* TASK ITEM: Tally every line of the material that includes "doenças", then give the tally and nothing else.

####################

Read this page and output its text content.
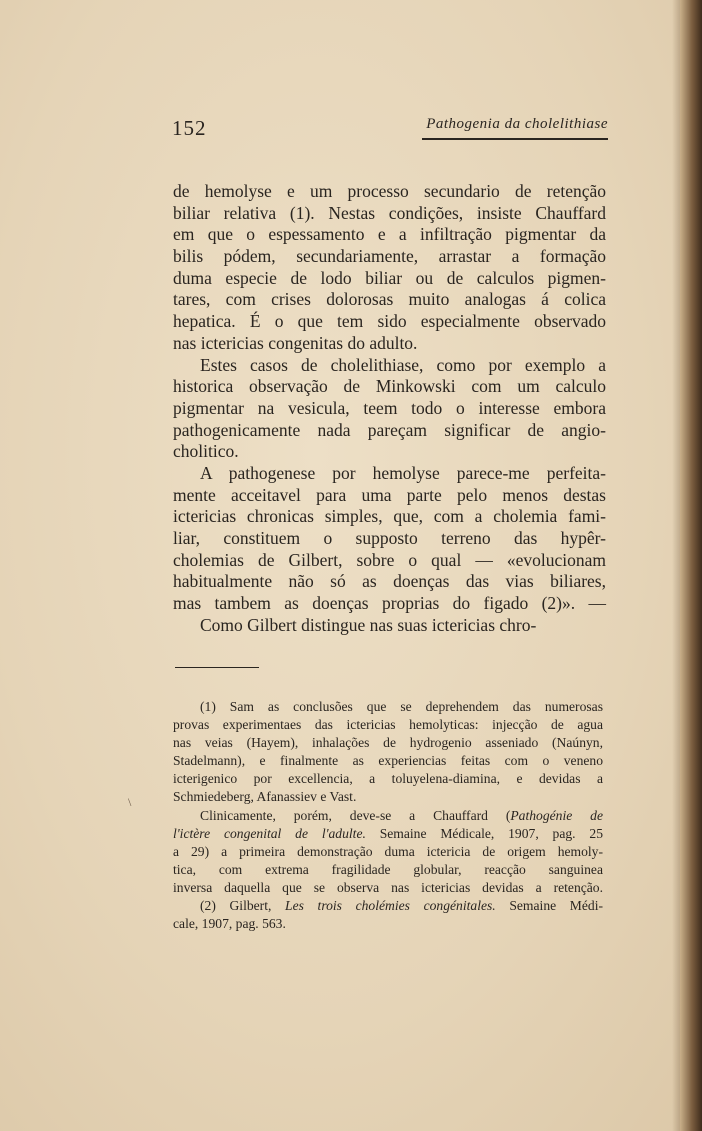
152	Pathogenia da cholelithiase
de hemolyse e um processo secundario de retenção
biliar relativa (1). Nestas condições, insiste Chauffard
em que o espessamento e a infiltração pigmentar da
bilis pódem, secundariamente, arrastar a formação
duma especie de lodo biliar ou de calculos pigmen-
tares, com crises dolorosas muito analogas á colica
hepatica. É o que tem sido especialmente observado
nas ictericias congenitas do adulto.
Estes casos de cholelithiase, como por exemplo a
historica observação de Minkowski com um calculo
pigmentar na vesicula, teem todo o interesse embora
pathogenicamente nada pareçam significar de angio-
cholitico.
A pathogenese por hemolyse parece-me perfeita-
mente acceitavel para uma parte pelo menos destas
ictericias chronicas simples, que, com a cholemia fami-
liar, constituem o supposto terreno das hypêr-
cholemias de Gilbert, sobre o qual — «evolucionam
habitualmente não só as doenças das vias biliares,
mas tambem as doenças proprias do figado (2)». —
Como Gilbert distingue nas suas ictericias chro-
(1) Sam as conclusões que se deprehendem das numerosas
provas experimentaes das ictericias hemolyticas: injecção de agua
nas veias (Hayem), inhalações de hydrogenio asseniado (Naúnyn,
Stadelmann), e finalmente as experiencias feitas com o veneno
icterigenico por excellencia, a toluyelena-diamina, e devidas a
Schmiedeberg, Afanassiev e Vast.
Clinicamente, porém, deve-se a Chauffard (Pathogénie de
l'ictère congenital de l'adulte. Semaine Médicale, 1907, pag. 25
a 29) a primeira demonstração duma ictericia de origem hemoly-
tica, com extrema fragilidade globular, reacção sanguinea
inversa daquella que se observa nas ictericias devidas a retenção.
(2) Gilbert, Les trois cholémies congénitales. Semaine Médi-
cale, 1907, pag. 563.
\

####################

* EXERCISE RESULT: 2